____ LISTED RECORDS

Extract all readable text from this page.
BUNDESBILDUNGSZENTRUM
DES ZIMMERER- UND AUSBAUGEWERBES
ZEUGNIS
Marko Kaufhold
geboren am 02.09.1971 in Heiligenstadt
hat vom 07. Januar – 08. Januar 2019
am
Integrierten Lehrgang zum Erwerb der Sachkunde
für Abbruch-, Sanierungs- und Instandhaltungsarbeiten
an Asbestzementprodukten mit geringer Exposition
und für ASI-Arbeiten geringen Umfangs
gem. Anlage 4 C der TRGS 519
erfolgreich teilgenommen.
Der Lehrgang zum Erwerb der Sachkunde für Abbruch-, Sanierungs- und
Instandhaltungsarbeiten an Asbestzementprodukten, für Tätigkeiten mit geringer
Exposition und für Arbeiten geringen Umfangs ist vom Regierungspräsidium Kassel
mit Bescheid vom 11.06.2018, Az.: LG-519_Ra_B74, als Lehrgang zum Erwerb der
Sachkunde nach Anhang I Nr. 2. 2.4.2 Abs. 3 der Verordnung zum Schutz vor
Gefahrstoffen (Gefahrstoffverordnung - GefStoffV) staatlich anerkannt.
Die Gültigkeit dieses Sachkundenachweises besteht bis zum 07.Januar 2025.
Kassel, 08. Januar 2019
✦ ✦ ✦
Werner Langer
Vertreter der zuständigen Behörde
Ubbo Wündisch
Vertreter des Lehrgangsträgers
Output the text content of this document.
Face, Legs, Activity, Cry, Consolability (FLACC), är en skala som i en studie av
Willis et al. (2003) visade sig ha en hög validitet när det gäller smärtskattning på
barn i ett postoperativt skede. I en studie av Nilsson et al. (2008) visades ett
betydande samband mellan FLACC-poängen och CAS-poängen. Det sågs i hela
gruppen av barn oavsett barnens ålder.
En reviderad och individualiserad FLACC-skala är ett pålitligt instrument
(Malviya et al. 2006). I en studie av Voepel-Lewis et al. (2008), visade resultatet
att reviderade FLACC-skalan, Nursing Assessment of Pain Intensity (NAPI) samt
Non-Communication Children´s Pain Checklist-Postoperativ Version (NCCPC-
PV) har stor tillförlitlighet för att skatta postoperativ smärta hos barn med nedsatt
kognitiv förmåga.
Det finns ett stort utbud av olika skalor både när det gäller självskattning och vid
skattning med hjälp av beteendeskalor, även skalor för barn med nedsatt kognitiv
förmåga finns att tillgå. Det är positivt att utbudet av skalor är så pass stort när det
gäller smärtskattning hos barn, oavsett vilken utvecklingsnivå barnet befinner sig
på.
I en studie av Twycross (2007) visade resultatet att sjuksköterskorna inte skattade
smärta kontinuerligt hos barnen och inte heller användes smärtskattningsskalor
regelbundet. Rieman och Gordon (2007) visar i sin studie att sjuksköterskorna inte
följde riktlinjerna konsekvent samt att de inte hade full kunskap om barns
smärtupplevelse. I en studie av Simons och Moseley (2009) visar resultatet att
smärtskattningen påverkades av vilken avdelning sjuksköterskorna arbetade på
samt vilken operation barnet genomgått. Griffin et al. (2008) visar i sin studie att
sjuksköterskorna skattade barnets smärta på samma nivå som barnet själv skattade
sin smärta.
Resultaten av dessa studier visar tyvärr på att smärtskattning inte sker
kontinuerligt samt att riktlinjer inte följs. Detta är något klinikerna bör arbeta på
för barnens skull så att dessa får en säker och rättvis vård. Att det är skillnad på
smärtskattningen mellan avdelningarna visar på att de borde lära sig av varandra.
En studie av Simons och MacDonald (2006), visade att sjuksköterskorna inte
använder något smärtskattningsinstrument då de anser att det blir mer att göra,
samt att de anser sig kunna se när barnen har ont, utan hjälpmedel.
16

________

■ AIM OF THE TASK
Scan the records above for the word "resultatet" and return every line where it occurs.

■ THE ANSWER
(Malviya et al. 2006). I en studie av Voepel-Lewis et al. (2008), visade resultatet
I en studie av Twycross (2007) visade resultatet att sjuksköterskorna inte skattade
smärtupplevelse. I en studie av Simons och Moseley (2009) visar resultatet att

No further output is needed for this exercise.